Quote all entries in full, exactly.

** start of RECORDS PROVIDED **

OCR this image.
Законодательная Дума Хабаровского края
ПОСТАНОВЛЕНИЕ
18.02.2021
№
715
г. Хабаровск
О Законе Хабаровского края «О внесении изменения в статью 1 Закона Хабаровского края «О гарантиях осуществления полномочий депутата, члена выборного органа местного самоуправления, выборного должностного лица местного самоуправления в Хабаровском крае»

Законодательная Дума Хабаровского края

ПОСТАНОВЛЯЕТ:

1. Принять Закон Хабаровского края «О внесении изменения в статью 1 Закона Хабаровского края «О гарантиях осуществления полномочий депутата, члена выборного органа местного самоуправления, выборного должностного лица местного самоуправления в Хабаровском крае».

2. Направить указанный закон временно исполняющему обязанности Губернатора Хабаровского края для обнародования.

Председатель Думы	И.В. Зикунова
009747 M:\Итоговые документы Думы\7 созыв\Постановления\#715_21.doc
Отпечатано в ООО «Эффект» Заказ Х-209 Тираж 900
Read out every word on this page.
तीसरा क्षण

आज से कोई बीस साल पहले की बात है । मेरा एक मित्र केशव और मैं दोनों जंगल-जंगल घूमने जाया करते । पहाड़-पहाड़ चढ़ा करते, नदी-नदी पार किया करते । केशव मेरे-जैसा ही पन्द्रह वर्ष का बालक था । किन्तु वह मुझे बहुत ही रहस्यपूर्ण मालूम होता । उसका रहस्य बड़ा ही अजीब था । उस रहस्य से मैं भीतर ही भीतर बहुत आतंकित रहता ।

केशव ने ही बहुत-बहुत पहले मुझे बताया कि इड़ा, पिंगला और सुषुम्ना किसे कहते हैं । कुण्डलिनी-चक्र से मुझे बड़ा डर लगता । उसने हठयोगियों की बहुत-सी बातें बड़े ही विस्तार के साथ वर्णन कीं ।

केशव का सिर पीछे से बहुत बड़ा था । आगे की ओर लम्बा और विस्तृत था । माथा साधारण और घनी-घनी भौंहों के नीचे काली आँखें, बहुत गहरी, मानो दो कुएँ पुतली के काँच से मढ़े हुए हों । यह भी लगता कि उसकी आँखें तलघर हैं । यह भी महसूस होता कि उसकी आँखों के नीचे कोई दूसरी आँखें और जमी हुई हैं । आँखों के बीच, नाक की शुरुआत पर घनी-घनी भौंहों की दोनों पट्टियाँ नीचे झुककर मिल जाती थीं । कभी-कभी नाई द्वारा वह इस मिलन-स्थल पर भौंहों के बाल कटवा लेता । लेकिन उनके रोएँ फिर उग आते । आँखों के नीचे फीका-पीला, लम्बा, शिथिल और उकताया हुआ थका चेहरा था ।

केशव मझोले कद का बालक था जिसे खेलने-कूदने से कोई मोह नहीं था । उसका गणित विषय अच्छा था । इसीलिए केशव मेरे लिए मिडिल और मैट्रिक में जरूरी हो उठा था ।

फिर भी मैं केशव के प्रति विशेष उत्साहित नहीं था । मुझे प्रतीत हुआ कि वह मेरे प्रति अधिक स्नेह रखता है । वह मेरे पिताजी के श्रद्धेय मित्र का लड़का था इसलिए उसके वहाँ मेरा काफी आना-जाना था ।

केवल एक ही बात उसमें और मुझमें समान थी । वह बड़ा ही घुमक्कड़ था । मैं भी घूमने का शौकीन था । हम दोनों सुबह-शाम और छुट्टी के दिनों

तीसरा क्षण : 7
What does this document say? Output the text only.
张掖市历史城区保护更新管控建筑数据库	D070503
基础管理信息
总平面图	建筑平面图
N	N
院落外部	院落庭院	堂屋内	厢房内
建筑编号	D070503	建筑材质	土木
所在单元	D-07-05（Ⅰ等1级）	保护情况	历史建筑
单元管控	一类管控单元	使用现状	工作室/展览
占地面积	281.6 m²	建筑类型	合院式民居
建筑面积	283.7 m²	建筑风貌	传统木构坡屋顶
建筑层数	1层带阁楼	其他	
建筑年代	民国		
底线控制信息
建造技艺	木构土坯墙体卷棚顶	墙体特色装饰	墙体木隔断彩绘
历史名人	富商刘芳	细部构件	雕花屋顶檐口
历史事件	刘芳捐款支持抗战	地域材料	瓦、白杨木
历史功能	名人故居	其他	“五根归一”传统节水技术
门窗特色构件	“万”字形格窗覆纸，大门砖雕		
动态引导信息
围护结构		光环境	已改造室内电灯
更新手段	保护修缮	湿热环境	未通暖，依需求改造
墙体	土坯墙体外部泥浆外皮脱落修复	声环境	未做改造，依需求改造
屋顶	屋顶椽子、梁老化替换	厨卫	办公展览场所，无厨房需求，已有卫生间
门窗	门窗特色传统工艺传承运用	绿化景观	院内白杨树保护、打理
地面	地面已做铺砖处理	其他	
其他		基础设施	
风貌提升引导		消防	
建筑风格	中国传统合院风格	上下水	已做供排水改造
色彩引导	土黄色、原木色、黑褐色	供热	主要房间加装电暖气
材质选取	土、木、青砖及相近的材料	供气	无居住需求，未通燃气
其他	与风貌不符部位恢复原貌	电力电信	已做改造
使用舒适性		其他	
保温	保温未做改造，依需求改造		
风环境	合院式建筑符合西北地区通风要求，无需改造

** end of RECORDS PROVIDED **

## FULL SOLUTION
OCR this image.
Законодательная Дума Хабаровского края
ПОСТАНОВЛЕНИЕ
18.02.2021
№
715
г. Хабаровск
О Законе Хабаровского края «О внесении изменения в статью 1 Закона Хабаровского края «О гарантиях осуществления полномочий депутата, члена выборного органа местного самоуправления, выборного должностного лица местного самоуправления в Хабаровском крае»

Законодательная Дума Хабаровского края

ПОСТАНОВЛЯЕТ:

1. Принять Закон Хабаровского края «О внесении изменения в статью 1 Закона Хабаровского края «О гарантиях осуществления полномочий депутата, члена выборного органа местного самоуправления, выборного должностного лица местного самоуправления в Хабаровском крае».

2. Направить указанный закон временно исполняющему обязанности Губернатора Хабаровского края для обнародования.

Председатель Думы	И.В. Зикунова
009747 M:\Итоговые документы Думы\7 созыв\Постановления\#715_21.doc
Отпечатано в ООО «Эффект» Заказ Х-209 Тираж 900
Read out every word on this page.
तीसरा क्षण

आज से कोई बीस साल पहले की बात है । मेरा एक मित्र केशव और मैं दोनों जंगल-जंगल घूमने जाया करते । पहाड़-पहाड़ चढ़ा करते, नदी-नदी पार किया करते । केशव मेरे-जैसा ही पन्द्रह वर्ष का बालक था । किन्तु वह मुझे बहुत ही रहस्यपूर्ण मालूम होता । उसका रहस्य बड़ा ही अजीब था । उस रहस्य से मैं भीतर ही भीतर बहुत आतंकित रहता ।

केशव ने ही बहुत-बहुत पहले मुझे बताया कि इड़ा, पिंगला और सुषुम्ना किसे कहते हैं । कुण्डलिनी-चक्र से मुझे बड़ा डर लगता । उसने हठयोगियों की बहुत-सी बातें बड़े ही विस्तार के साथ वर्णन कीं ।

केशव का सिर पीछे से बहुत बड़ा था । आगे की ओर लम्बा और विस्तृत था । माथा साधारण और घनी-घनी भौंहों के नीचे काली आँखें, बहुत गहरी, मानो दो कुएँ पुतली के काँच से मढ़े हुए हों । यह भी लगता कि उसकी आँखें तलघर हैं । यह भी महसूस होता कि उसकी आँखों के नीचे कोई दूसरी आँखें और जमी हुई हैं । आँखों के बीच, नाक की शुरुआत पर घनी-घनी भौंहों की दोनों पट्टियाँ नीचे झुककर मिल जाती थीं । कभी-कभी नाई द्वारा वह इस मिलन-स्थल पर भौंहों के बाल कटवा लेता । लेकिन उनके रोएँ फिर उग आते । आँखों के नीचे फीका-पीला, लम्बा, शिथिल और उकताया हुआ थका चेहरा था ।

केशव मझोले कद का बालक था जिसे खेलने-कूदने से कोई मोह नहीं था । उसका गणित विषय अच्छा था । इसीलिए केशव मेरे लिए मिडिल और मैट्रिक में जरूरी हो उठा था ।

फिर भी मैं केशव के प्रति विशेष उत्साहित नहीं था । मुझे प्रतीत हुआ कि वह मेरे प्रति अधिक स्नेह रखता है । वह मेरे पिताजी के श्रद्धेय मित्र का लड़का था इसलिए उसके वहाँ मेरा काफी आना-जाना था ।

केवल एक ही बात उसमें और मुझमें समान थी । वह बड़ा ही घुमक्कड़ था । मैं भी घूमने का शौकीन था । हम दोनों सुबह-शाम और छुट्टी के दिनों

तीसरा क्षण : 7
What does this document say? Output the text only.
张掖市历史城区保护更新管控建筑数据库	D070503
基础管理信息
总平面图	建筑平面图
N	N
院落外部	院落庭院	堂屋内	厢房内
建筑编号	D070503	建筑材质	土木
所在单元	D-07-05（Ⅰ等1级）	保护情况	历史建筑
单元管控	一类管控单元	使用现状	工作室/展览
占地面积	281.6 m²	建筑类型	合院式民居
建筑面积	283.7 m²	建筑风貌	传统木构坡屋顶
建筑层数	1层带阁楼	其他	
建筑年代	民国		
底线控制信息
建造技艺	木构土坯墙体卷棚顶	墙体特色装饰	墙体木隔断彩绘
历史名人	富商刘芳	细部构件	雕花屋顶檐口
历史事件	刘芳捐款支持抗战	地域材料	瓦、白杨木
历史功能	名人故居	其他	“五根归一”传统节水技术
门窗特色构件	“万”字形格窗覆纸，大门砖雕		
动态引导信息
围护结构		光环境	已改造室内电灯
更新手段	保护修缮	湿热环境	未通暖，依需求改造
墙体	土坯墙体外部泥浆外皮脱落修复	声环境	未做改造，依需求改造
屋顶	屋顶椽子、梁老化替换	厨卫	办公展览场所，无厨房需求，已有卫生间
门窗	门窗特色传统工艺传承运用	绿化景观	院内白杨树保护、打理
地面	地面已做铺砖处理	其他	
其他		基础设施	
风貌提升引导		消防	
建筑风格	中国传统合院风格	上下水	已做供排水改造
色彩引导	土黄色、原木色、黑褐色	供热	主要房间加装电暖气
材质选取	土、木、青砖及相近的材料	供气	无居住需求，未通燃气
其他	与风貌不符部位恢复原貌	电力电信	已做改造
使用舒适性		其他	
保温	保温未做改造，依需求改造		
风环境	合院式建筑符合西北地区通风要求，无需改造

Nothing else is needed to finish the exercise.